[Saved entries]

───

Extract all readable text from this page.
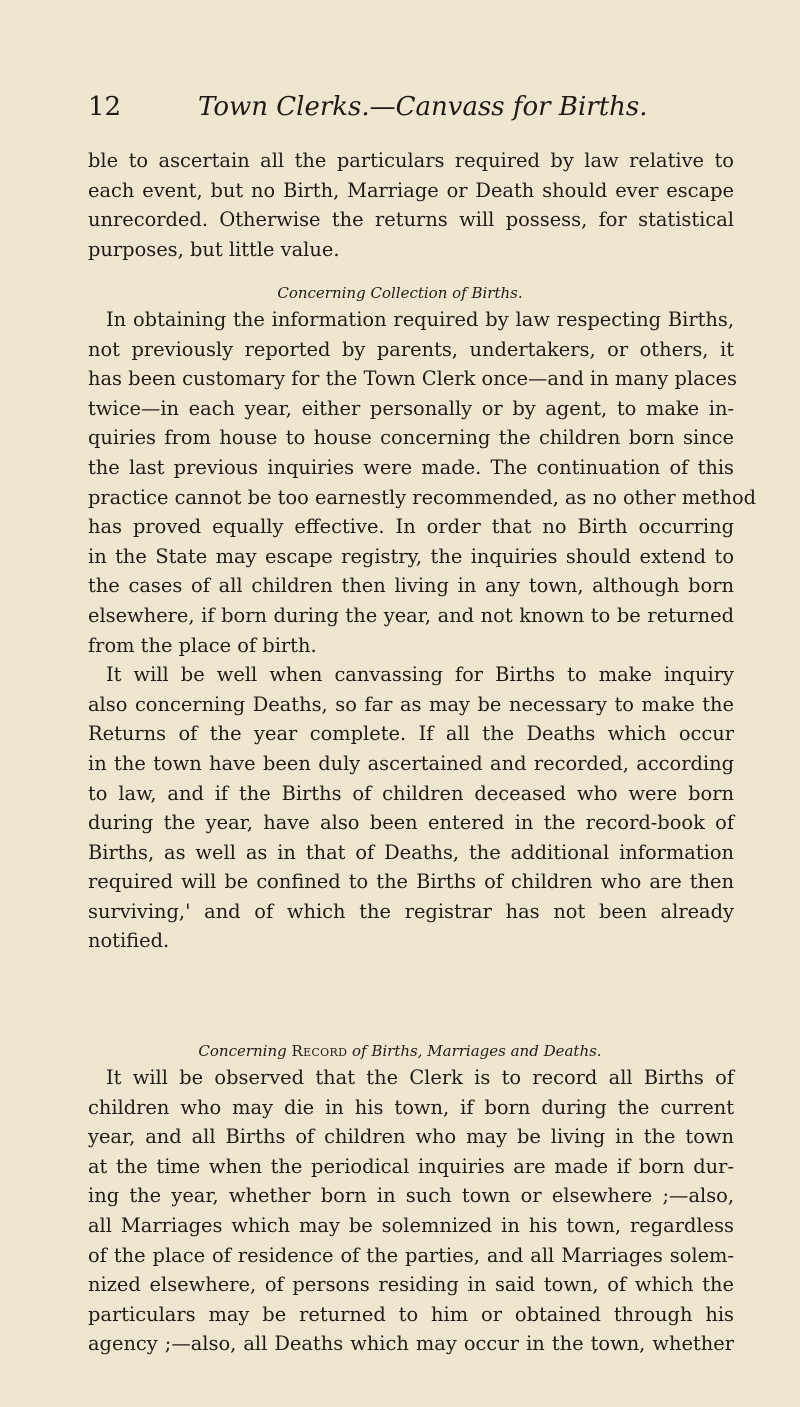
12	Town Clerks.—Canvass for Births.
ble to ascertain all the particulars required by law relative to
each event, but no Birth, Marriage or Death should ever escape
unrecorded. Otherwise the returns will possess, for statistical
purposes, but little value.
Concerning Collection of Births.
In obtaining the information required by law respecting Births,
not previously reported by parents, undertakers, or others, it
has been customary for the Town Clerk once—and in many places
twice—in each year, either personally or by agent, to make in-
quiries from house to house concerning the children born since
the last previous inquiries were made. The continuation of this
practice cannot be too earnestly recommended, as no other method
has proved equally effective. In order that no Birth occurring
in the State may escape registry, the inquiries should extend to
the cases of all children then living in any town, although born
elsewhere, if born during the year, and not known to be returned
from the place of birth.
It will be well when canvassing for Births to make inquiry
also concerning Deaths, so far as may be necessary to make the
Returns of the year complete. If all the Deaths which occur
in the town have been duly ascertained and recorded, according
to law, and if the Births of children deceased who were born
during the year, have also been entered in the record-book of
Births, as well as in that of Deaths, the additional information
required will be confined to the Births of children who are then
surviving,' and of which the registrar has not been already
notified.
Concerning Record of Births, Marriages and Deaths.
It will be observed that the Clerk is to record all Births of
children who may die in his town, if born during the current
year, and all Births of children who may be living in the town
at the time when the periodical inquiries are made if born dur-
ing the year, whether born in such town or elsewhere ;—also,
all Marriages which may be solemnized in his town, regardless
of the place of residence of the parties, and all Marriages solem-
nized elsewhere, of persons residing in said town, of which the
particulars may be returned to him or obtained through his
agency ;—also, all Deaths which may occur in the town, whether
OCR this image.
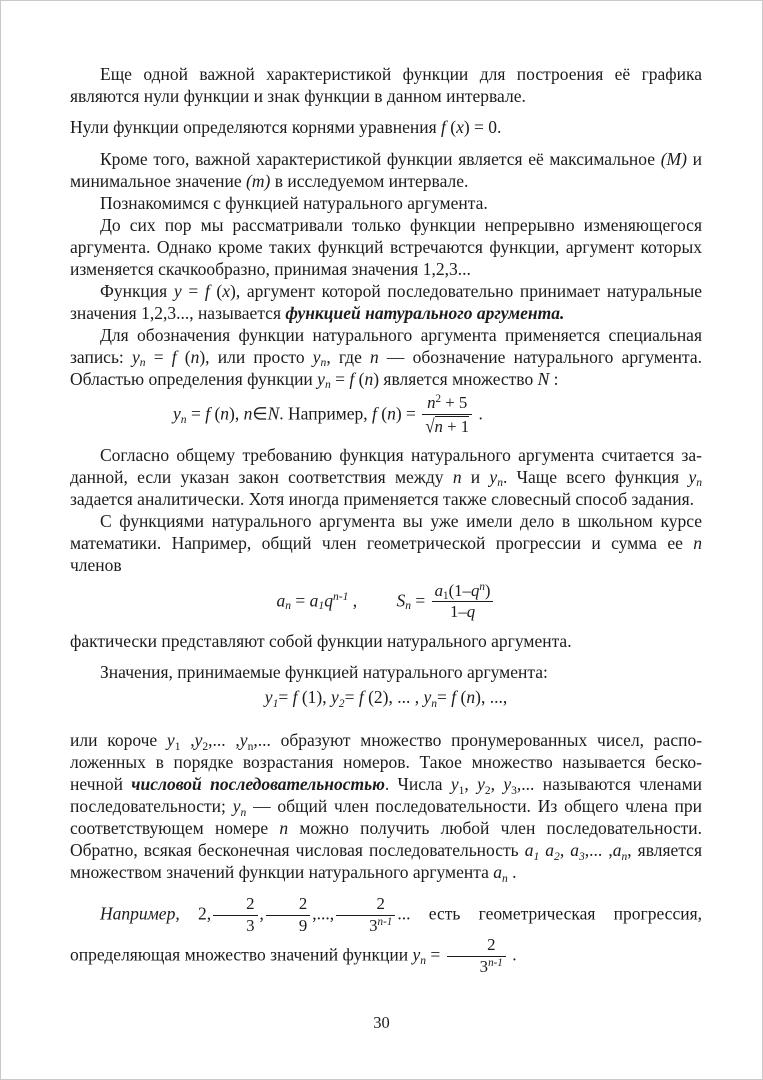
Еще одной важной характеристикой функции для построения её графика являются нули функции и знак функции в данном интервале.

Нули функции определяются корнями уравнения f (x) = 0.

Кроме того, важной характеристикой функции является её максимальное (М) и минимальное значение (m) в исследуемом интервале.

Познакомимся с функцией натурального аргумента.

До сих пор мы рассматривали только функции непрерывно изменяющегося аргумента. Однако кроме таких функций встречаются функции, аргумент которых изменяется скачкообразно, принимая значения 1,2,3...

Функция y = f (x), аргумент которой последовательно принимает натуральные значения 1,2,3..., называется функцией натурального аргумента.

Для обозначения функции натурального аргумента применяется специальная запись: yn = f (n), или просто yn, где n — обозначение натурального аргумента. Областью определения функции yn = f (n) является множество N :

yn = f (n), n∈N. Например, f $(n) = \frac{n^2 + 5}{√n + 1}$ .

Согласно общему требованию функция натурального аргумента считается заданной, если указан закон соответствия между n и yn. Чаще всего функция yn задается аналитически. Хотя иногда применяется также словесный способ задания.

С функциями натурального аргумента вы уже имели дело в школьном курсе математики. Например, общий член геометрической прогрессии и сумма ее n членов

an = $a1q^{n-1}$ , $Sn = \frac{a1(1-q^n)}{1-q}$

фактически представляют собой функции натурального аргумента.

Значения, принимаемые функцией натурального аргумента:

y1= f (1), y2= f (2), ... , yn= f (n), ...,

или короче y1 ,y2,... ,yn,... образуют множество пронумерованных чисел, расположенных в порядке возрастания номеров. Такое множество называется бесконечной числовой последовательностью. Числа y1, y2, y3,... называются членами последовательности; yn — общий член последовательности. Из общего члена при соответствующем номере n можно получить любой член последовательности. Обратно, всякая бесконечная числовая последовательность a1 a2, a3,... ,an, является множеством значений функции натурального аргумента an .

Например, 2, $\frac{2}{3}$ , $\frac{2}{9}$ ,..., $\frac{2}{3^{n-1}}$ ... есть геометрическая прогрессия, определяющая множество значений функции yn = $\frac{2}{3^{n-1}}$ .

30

───

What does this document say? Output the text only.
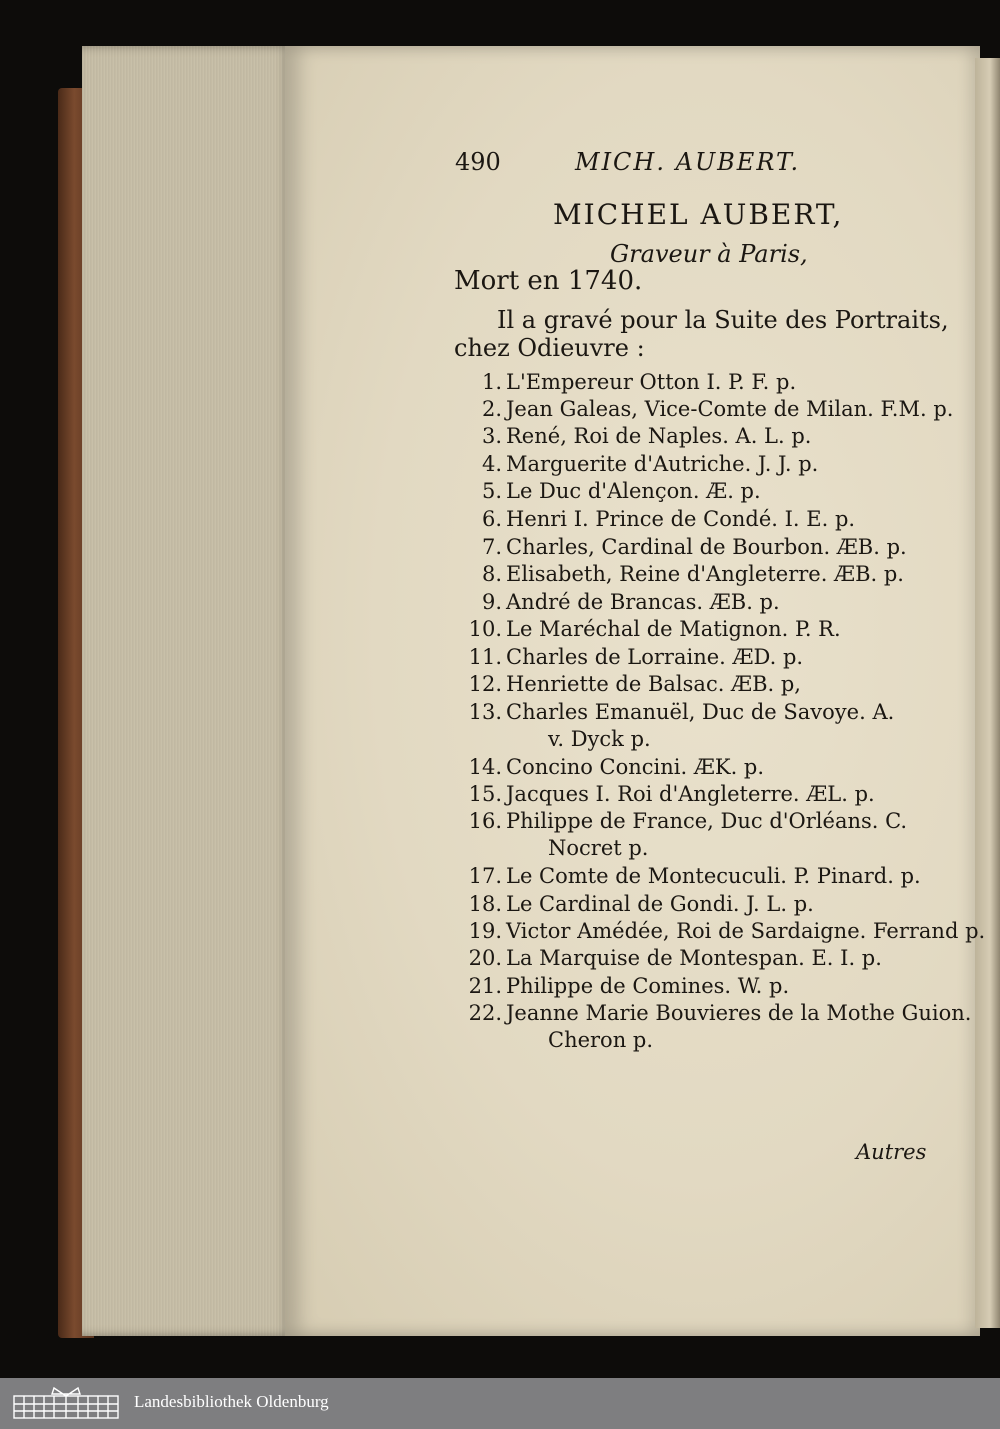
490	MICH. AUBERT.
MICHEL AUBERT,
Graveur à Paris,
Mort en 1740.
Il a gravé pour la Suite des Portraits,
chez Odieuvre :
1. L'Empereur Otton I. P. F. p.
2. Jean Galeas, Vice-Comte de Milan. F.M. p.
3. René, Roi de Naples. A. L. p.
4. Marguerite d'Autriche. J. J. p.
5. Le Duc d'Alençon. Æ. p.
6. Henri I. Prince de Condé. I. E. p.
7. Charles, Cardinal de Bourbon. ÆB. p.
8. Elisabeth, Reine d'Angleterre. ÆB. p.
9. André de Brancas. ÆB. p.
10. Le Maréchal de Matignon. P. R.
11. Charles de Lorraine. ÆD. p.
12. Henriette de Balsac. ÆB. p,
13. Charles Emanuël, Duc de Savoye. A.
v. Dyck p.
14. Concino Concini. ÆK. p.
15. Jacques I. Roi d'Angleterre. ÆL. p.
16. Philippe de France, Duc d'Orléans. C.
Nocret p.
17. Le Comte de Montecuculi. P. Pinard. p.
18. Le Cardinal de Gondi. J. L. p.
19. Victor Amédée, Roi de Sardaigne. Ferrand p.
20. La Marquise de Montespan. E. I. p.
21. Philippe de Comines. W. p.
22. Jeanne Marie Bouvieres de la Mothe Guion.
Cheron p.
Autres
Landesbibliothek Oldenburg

───

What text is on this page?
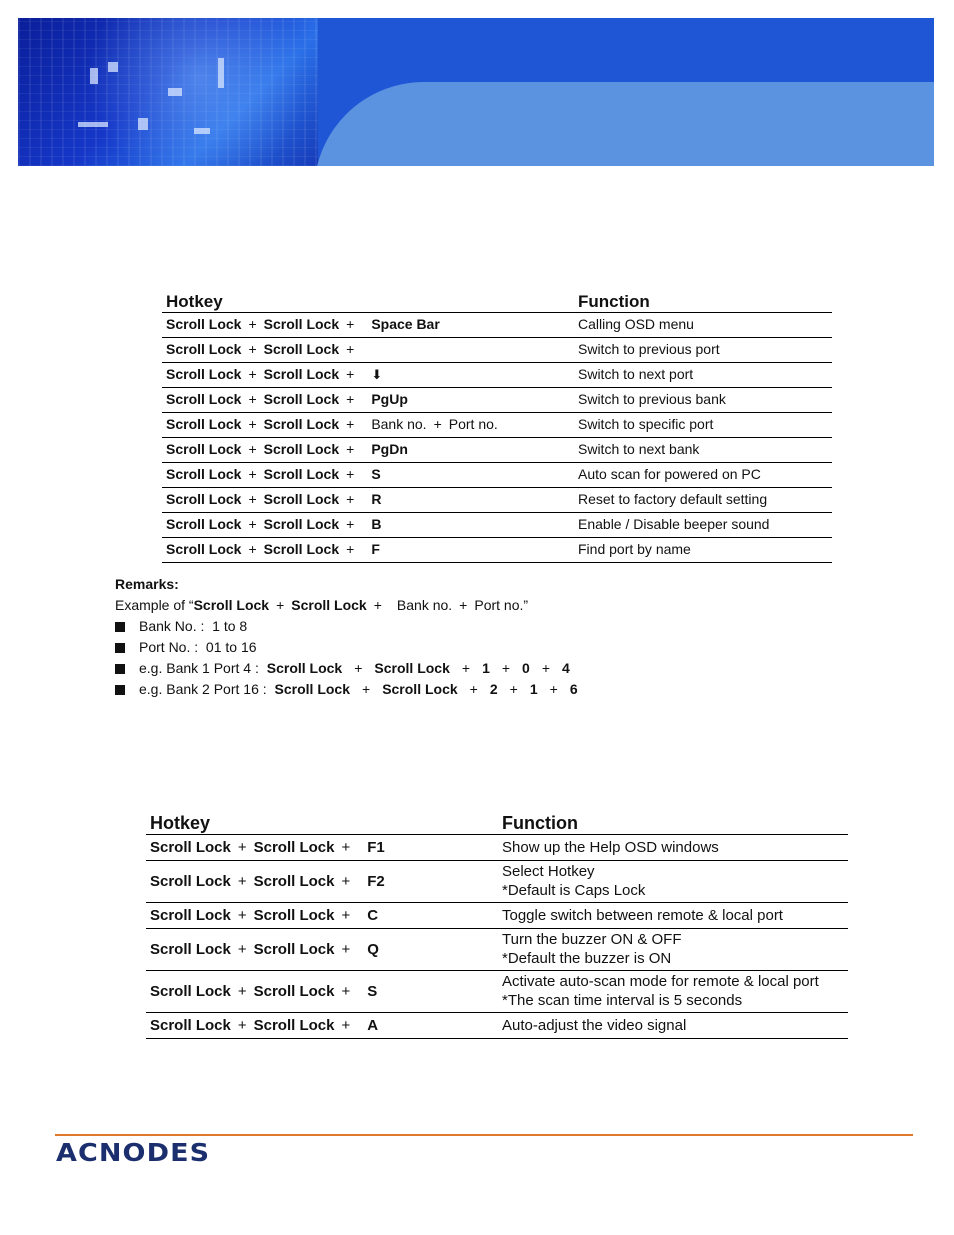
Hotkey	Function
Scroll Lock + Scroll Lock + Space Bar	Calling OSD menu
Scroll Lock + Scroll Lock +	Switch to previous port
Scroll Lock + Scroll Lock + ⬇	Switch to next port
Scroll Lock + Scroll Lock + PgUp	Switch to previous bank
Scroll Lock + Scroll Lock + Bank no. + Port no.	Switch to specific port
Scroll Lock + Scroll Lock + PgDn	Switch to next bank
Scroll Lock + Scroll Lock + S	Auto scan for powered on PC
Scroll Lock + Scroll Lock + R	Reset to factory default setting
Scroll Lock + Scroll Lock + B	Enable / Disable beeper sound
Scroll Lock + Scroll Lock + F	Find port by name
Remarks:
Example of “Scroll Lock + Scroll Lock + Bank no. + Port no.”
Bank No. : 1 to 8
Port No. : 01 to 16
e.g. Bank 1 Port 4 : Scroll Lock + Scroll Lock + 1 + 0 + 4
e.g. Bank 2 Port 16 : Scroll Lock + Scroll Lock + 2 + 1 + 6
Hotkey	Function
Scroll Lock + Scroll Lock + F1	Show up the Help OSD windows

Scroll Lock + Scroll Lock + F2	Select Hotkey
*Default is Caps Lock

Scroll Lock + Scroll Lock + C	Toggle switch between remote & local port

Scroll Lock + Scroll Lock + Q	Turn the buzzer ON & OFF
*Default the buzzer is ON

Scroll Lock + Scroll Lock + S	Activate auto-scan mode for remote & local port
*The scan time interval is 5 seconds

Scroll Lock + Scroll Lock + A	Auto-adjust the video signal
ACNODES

───

*Stated exercise*. Scan the material and collect every line that contains "buzzer".

*Response to this exercise*.
Scroll Lock + Scroll Lock + Q	Turn the buzzer ON & OFF
*Default the buzzer is ON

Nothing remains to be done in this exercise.